DATA SUPPLIED:
....................

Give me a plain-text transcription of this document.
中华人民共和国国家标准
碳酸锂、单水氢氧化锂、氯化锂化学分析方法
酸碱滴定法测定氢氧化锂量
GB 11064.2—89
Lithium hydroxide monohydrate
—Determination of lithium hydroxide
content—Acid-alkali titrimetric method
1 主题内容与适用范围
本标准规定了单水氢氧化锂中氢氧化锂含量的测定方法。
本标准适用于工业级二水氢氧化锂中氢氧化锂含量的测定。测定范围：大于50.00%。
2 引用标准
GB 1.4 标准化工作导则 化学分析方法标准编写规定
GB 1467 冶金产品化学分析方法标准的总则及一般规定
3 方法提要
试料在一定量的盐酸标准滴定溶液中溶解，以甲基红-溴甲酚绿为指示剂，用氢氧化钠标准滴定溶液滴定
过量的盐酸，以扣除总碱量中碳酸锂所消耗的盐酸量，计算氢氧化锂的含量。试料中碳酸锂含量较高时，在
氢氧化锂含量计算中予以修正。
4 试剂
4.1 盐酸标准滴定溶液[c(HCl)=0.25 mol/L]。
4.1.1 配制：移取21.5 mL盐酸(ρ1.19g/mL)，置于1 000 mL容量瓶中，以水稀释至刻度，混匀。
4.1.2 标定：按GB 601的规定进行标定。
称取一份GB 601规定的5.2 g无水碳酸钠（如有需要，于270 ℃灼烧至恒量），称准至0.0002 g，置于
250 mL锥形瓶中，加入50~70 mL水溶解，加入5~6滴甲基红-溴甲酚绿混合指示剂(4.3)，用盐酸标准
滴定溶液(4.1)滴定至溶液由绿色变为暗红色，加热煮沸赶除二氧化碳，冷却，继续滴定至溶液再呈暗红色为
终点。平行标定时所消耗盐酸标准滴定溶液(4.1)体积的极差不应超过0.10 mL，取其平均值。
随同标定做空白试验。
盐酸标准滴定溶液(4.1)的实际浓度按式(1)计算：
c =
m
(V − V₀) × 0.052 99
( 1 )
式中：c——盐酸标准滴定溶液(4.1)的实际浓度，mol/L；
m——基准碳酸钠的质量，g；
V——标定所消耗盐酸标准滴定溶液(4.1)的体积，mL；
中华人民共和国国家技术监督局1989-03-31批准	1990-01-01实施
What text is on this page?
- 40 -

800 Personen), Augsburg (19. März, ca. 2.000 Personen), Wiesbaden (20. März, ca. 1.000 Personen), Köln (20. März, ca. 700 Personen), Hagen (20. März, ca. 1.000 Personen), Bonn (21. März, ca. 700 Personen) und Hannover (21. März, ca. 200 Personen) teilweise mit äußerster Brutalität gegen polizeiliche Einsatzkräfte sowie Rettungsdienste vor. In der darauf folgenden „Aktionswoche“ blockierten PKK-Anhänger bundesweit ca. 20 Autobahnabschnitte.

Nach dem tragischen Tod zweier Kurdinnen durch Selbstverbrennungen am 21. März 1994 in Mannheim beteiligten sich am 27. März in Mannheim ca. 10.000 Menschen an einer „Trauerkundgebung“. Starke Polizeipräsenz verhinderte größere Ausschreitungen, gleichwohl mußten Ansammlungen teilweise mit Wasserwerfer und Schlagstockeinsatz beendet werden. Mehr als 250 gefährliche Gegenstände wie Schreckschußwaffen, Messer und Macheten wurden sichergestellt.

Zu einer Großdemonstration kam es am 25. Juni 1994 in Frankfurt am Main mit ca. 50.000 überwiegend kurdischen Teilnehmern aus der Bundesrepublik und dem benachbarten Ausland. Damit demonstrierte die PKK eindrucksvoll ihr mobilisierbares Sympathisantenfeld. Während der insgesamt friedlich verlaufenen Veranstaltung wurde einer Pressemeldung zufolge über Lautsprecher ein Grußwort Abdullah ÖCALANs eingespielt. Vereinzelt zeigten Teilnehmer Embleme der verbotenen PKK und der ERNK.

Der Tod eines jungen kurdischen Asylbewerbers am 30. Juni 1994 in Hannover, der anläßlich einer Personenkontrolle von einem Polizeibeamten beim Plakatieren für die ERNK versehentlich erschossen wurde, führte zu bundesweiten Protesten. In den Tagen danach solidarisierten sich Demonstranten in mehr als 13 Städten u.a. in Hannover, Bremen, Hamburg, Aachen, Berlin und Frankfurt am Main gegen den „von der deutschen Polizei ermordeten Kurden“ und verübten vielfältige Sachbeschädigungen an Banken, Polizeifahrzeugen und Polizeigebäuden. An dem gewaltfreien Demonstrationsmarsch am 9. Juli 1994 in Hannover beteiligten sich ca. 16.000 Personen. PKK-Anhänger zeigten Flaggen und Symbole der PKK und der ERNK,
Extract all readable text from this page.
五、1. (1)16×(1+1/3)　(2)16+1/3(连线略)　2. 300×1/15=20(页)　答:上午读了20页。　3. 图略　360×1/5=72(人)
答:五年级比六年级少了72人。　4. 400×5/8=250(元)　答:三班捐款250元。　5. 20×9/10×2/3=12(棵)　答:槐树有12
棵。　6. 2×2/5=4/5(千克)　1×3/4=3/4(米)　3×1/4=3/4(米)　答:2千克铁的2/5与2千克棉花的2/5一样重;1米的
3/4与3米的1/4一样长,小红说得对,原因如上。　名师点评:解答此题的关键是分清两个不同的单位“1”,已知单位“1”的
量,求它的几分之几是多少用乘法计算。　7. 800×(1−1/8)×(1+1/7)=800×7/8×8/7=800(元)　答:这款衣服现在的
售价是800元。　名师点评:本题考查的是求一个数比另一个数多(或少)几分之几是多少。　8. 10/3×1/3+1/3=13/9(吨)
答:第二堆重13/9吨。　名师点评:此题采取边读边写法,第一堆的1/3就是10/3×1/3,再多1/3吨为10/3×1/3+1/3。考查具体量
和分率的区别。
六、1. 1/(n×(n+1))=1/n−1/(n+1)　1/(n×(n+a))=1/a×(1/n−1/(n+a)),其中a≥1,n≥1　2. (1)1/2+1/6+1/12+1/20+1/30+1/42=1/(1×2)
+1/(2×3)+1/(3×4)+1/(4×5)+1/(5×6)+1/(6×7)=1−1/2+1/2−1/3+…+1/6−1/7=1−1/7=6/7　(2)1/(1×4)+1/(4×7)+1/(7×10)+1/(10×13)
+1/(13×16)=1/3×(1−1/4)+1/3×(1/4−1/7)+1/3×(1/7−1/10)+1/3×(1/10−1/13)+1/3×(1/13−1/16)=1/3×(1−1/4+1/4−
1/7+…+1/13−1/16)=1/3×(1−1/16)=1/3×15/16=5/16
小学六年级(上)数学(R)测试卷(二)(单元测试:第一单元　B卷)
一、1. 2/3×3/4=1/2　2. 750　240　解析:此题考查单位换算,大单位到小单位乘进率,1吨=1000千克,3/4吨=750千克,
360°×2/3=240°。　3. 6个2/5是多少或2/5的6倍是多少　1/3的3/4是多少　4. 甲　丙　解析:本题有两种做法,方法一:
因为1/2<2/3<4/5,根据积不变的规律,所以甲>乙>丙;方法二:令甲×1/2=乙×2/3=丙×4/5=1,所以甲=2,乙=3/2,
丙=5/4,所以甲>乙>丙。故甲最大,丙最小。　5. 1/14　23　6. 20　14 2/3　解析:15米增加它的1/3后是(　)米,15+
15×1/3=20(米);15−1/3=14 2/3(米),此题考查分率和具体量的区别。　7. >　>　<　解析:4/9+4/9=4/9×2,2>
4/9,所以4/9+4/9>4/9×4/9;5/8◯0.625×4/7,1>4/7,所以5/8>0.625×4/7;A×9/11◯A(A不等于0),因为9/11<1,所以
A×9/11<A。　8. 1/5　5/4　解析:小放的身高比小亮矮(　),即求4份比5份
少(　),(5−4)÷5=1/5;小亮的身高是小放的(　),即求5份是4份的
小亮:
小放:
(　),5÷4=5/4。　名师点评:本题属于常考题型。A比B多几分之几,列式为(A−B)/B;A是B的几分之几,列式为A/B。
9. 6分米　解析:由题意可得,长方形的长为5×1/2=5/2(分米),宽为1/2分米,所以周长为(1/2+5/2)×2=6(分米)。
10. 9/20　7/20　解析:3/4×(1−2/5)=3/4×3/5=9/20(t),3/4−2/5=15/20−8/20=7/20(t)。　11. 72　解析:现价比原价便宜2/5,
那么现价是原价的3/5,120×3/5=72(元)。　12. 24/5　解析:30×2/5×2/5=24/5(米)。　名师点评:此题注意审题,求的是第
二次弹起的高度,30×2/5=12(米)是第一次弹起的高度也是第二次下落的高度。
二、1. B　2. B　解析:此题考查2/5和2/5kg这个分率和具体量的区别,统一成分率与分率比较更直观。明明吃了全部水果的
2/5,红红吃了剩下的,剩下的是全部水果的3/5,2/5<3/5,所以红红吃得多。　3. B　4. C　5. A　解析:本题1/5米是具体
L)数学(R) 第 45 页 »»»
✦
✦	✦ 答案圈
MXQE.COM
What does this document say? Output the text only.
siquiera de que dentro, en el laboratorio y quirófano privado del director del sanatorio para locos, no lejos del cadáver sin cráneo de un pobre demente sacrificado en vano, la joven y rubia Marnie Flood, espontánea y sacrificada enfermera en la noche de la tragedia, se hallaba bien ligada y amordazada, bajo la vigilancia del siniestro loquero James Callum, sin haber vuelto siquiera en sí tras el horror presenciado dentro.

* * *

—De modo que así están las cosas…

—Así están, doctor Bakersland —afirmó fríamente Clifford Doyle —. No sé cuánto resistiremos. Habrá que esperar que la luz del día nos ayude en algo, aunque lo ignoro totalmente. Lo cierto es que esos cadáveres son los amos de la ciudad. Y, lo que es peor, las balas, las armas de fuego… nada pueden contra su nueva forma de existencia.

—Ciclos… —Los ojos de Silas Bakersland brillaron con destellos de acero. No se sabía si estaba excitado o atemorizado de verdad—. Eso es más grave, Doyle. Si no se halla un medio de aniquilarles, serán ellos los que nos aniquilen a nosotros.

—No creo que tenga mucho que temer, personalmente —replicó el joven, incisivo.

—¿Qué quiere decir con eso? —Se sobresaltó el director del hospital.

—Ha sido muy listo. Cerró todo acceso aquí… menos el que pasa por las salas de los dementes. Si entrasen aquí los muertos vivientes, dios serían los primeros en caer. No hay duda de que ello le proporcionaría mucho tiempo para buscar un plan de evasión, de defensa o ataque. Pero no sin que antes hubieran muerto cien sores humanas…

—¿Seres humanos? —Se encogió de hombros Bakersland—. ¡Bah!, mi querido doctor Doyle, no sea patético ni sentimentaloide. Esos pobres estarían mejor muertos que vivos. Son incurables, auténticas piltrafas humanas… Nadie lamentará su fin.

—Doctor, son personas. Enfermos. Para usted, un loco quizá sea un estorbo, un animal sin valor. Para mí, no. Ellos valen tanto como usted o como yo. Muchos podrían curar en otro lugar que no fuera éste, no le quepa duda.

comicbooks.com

....................

WHAT THIS TASK INVOLVES:
From the entries above, copy every line that holds the word "名师点评".

OUTPUT OF THE EXERCISE:
3/4与3米的1/4一样长,小红说得对,原因如上。　名师点评:解答此题的关键是分清两个不同的单位“1”,已知单位“1”的
售价是800元。　名师点评:本题考查的是求一个数比另一个数多(或少)几分之几是多少。　8. 10/3×1/3+1/3=13/9(吨)
答:第二堆重13/9吨。　名师点评:此题采取边读边写法,第一堆的1/3就是10/3×1/3,再多1/3吨为10/3×1/3+1/3。考查具体量
(　),5÷4=5/4。　名师点评:本题属于常考题型。A比B多几分之几,列式为(A−B)/B;A是B的几分之几,列式为A/B。
那么现价是原价的3/5,120×3/5=72(元)。　12. 24/5　解析:30×2/5×2/5=24/5(米)。　名师点评:此题注意审题,求的是第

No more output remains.